## TASK REQUIREMENTS
State how many lines in the listing below include the word "如图所示", and add nothing besides the number.

## MATERIAL PROVIDED

%%

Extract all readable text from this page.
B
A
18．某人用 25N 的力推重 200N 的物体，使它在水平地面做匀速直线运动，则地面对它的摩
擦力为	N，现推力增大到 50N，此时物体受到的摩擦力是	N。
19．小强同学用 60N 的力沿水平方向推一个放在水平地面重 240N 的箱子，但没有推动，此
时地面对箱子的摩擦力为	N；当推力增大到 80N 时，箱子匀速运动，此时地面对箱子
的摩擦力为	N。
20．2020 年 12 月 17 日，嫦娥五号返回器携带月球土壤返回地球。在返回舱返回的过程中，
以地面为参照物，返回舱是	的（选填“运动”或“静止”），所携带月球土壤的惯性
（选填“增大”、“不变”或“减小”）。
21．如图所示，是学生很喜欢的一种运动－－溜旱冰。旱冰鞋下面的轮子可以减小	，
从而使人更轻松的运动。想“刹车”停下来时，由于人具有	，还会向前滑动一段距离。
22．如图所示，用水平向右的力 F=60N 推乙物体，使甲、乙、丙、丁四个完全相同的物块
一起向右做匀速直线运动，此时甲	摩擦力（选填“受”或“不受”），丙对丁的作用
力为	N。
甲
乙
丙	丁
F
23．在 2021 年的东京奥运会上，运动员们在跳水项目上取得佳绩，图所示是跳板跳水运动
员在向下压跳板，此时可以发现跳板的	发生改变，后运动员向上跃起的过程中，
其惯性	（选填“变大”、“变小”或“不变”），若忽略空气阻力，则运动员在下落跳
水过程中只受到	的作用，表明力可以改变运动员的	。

%%

## ANSWER TO THE PROBLEM
2